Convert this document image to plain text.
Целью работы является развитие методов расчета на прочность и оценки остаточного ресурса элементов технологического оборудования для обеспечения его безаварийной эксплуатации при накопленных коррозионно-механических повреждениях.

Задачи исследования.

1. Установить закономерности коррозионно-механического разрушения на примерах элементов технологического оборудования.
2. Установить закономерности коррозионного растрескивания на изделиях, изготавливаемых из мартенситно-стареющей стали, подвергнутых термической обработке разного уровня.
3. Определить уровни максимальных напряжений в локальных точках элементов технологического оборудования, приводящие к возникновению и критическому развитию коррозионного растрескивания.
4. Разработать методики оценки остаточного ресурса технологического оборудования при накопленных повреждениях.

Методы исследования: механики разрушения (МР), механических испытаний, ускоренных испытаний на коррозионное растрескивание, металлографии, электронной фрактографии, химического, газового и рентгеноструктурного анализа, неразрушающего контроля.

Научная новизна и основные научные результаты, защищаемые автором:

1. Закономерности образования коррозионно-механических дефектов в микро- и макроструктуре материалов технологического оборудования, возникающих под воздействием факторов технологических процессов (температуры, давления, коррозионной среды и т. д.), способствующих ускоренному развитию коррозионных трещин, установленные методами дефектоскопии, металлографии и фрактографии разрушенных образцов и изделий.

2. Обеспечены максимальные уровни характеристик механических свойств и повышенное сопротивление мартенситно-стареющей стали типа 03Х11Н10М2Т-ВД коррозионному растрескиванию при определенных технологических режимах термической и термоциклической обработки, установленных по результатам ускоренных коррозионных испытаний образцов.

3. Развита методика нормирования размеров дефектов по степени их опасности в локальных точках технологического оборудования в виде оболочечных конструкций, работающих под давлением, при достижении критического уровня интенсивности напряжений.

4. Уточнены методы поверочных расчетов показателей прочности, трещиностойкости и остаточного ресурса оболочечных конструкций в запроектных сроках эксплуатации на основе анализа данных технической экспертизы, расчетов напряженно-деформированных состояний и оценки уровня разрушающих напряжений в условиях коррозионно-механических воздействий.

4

_BRIEF_
For each line above that contains the word "коррозионных", copy that line.

_SOLUTION TO THE EXERCISE_
1. Закономерности образования коррозионно-механических дефектов в микро- и макроструктуре материалов технологического оборудования, возникающих под воздействием факторов технологических процессов (температуры, давления, коррозионной среды и т. д.), способствующих ускоренному развитию коррозионных трещин, установленные методами дефектоскопии, металлографии и фрактографии разрушенных образцов и изделий.
2. Обеспечены максимальные уровни характеристик механических свойств и повышенное сопротивление мартенситно-стареющей стали типа 03Х11Н10М2Т-ВД коррозионному растрескиванию при определенных технологических режимах термической и термоциклической обработки, установленных по результатам ускоренных коррозионных испытаний образцов.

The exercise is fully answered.